[REQUIRED TASK]: Copy each line that contains the string "jarayonida".

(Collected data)
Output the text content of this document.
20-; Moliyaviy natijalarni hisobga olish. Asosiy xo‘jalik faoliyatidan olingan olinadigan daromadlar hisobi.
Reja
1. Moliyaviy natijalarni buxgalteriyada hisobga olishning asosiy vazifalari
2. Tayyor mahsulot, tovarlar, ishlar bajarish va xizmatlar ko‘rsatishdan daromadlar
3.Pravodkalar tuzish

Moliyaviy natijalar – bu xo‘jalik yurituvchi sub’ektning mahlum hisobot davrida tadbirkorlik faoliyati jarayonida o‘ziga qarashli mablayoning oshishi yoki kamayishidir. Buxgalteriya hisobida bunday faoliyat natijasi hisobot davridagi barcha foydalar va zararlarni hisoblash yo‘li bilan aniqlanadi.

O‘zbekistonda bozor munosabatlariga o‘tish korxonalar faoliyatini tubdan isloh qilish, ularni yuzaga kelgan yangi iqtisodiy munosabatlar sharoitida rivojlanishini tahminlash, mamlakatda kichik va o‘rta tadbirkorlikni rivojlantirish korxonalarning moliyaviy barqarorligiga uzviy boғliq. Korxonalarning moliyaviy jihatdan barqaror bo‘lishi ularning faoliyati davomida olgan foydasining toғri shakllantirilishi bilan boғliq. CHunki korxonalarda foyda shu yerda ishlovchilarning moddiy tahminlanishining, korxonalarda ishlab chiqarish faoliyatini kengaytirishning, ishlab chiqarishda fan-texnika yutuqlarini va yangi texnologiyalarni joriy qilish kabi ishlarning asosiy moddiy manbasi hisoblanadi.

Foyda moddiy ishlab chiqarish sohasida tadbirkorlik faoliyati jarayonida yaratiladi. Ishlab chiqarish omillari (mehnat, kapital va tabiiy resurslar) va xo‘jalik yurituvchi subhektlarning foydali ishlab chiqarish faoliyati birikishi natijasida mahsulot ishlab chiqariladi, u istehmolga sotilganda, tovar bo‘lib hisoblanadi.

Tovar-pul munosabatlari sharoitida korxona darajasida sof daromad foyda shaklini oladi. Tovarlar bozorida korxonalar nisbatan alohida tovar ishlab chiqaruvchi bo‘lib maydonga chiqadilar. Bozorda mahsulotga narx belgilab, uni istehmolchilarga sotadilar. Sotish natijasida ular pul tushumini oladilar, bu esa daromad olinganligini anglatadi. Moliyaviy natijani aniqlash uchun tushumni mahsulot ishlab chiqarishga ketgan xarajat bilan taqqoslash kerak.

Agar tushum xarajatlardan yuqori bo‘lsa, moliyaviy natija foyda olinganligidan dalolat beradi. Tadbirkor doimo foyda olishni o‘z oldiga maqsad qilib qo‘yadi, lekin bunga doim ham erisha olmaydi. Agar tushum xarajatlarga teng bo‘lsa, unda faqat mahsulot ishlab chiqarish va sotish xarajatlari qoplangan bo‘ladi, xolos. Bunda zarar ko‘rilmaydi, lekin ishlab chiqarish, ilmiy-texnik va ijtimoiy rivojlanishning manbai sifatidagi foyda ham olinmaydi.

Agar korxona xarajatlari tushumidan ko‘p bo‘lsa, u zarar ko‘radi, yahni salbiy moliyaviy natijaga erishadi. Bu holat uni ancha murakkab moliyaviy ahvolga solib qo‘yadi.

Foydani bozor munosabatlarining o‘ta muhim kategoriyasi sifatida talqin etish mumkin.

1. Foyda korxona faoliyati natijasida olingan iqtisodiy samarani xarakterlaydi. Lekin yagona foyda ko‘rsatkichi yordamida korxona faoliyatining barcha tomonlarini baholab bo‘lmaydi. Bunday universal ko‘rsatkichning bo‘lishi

[TASK ANSWER]:
Moliyaviy natijalar – bu xo‘jalik yurituvchi sub’ektning mahlum hisobot davrida tadbirkorlik faoliyati jarayonida o‘ziga qarashli mablayoning oshishi yoki kamayishidir. Buxgalteriya hisobida bunday faoliyat natijasi hisobot davridagi barcha foydalar va zararlarni hisoblash yo‘li bilan aniqlanadi.
Foyda moddiy ishlab chiqarish sohasida tadbirkorlik faoliyati jarayonida yaratiladi. Ishlab chiqarish omillari (mehnat, kapital va tabiiy resurslar) va xo‘jalik yurituvchi subhektlarning foydali ishlab chiqarish faoliyati birikishi natijasida mahsulot ishlab chiqariladi, u istehmolga sotilganda, tovar bo‘lib hisoblanadi.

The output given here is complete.